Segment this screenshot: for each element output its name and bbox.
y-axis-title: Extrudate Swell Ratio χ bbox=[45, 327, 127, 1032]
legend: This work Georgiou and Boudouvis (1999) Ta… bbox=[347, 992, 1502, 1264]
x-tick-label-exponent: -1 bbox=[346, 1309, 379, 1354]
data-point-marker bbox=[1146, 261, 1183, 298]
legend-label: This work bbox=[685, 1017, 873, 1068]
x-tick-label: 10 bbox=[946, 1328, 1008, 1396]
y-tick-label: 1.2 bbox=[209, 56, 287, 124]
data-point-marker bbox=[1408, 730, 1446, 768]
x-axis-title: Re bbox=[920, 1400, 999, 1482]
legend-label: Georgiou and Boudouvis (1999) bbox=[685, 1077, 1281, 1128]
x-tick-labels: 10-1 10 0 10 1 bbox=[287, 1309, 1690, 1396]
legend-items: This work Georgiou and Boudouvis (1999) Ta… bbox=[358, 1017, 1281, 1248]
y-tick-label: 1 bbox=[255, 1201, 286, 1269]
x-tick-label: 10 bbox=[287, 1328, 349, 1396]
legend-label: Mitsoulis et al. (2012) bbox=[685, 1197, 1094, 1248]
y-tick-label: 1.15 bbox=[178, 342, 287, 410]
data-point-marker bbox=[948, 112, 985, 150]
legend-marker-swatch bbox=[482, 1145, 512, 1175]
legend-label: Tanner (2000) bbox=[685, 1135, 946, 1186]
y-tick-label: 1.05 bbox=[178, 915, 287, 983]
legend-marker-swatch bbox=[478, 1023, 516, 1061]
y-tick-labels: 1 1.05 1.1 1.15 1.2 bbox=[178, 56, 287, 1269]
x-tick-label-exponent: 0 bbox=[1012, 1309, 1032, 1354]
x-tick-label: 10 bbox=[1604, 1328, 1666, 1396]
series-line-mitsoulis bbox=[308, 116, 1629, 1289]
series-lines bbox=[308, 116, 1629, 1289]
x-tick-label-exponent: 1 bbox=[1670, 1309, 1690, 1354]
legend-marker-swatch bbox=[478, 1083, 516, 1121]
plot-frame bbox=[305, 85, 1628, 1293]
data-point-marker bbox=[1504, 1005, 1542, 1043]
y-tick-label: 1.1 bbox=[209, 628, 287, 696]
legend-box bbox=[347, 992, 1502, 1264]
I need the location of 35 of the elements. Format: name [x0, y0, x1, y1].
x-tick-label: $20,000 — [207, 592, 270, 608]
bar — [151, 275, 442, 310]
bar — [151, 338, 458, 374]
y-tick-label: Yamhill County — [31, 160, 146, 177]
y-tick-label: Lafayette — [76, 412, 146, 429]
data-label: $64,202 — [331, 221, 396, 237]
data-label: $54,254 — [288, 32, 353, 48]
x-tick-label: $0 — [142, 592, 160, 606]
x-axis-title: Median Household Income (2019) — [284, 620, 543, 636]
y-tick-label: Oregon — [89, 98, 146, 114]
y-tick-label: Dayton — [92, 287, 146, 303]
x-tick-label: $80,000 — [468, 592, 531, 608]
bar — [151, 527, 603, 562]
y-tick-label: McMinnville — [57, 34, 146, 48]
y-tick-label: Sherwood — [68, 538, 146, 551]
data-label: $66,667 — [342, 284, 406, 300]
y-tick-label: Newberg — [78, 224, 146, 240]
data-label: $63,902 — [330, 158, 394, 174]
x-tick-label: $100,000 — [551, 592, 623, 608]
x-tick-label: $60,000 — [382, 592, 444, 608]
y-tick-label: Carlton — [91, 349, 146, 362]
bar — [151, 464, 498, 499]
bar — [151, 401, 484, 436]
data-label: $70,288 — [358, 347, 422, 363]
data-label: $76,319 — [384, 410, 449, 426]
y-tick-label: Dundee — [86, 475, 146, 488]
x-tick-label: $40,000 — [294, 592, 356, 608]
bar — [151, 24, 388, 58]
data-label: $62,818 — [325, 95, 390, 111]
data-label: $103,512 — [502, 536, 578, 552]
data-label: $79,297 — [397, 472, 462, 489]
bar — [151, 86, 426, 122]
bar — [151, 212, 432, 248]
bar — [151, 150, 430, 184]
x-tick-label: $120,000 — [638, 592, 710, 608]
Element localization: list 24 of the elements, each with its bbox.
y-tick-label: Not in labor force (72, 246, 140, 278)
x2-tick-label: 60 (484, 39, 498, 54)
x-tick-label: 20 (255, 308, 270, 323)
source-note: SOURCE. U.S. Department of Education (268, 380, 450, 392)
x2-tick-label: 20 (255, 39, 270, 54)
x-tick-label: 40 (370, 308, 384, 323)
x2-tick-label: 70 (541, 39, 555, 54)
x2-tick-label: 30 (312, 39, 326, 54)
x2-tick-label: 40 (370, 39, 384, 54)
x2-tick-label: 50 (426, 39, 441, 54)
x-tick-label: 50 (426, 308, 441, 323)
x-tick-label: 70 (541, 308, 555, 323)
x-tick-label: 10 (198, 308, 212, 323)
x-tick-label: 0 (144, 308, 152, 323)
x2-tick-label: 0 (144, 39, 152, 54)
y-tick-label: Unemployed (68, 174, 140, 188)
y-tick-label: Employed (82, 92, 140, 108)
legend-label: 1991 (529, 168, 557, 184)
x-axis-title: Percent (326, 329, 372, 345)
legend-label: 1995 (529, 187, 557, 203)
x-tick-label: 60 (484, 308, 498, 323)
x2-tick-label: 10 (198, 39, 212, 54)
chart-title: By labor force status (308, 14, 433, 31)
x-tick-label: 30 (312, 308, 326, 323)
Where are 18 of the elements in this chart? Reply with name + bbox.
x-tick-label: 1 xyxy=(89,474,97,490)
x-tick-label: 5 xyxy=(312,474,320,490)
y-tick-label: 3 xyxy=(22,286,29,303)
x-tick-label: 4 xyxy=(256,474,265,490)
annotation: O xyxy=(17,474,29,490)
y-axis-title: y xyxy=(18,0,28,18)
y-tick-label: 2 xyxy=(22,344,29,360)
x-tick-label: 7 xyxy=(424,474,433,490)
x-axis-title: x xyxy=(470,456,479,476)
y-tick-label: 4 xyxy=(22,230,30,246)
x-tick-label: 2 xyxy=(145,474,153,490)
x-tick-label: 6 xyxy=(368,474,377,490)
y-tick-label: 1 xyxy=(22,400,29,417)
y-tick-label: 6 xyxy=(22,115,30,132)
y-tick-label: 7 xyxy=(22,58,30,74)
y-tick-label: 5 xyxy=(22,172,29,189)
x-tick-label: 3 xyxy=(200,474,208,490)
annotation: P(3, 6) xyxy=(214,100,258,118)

....................

## [Objective]
Please set down the rows above word for word, starting at the first row and ending at the row that contains "y-tick-label: 1.2 bbox=[209, 56, 287, 124]".

## [Reply to the exercise]
Segment this screenshot: for each element output its name and bbox.
y-axis-title: Extrudate Swell Ratio χ bbox=[45, 327, 127, 1032]
legend: This work Georgiou and Boudouvis (1999) Ta… bbox=[347, 992, 1502, 1264]
x-tick-label-exponent: -1 bbox=[346, 1309, 379, 1354]
data-point-marker bbox=[1146, 261, 1183, 298]
legend-label: This work bbox=[685, 1017, 873, 1068]
x-tick-label: 10 bbox=[946, 1328, 1008, 1396]
y-tick-label: 1.2 bbox=[209, 56, 287, 124]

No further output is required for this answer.